#### TASK GOAL
Return the number of lines that include the string "name", without any other text.
....................
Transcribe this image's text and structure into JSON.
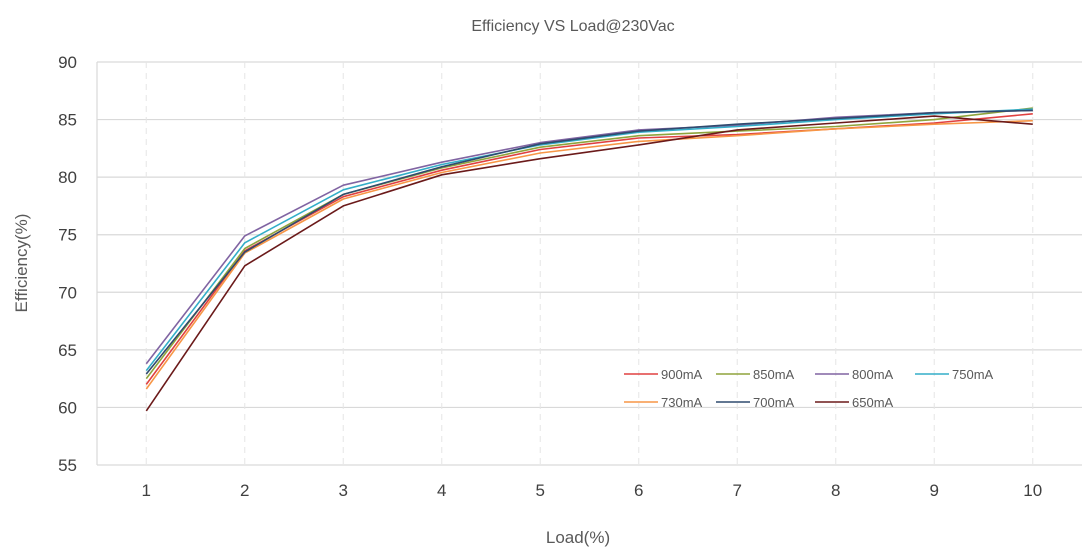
{
  "chart_data": {
    "type": "line",
    "title": "Efficiency VS Load@230Vac",
    "xlabel": "Load(%)",
    "ylabel": "Efficiency(%)",
    "categories": [
      "1",
      "2",
      "3",
      "4",
      "5",
      "6",
      "7",
      "8",
      "9",
      "10"
    ],
    "ylim": [
      55,
      90
    ],
    "yticks": [
      "55",
      "60",
      "65",
      "70",
      "75",
      "80",
      "85",
      "90"
    ],
    "grid": "horizontal solid, vertical dashed",
    "legend_position": "inside-lower-right",
    "series": [
      {
        "name": "900mA",
        "color": "#e04040",
        "values": [
          62.0,
          73.6,
          78.3,
          80.6,
          82.4,
          83.4,
          83.7,
          84.2,
          84.7,
          85.5
        ]
      },
      {
        "name": "850mA",
        "color": "#8fa43c",
        "values": [
          62.5,
          73.8,
          78.5,
          80.8,
          82.6,
          83.6,
          84.0,
          84.4,
          85.0,
          86.0
        ]
      },
      {
        "name": "800mA",
        "color": "#8064a2",
        "values": [
          63.8,
          74.9,
          79.3,
          81.3,
          83.0,
          84.1,
          84.5,
          85.2,
          85.6,
          85.8
        ]
      },
      {
        "name": "750mA",
        "color": "#33aec8",
        "values": [
          63.2,
          74.3,
          78.9,
          81.1,
          82.8,
          83.9,
          84.4,
          85.0,
          85.5,
          85.9
        ]
      },
      {
        "name": "730mA",
        "color": "#f79646",
        "values": [
          61.6,
          73.4,
          78.1,
          80.4,
          82.1,
          83.1,
          83.6,
          84.2,
          84.6,
          84.9
        ]
      },
      {
        "name": "700mA",
        "color": "#2f4a6e",
        "values": [
          62.9,
          73.5,
          78.5,
          80.9,
          82.9,
          84.0,
          84.6,
          85.1,
          85.6,
          85.8
        ]
      },
      {
        "name": "650mA",
        "color": "#6b1a1a",
        "values": [
          59.7,
          72.3,
          77.5,
          80.2,
          81.6,
          82.8,
          84.1,
          84.7,
          85.3,
          84.6
        ]
      }
    ]
  }
}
....................
#### COMPLETED EXERCISE
7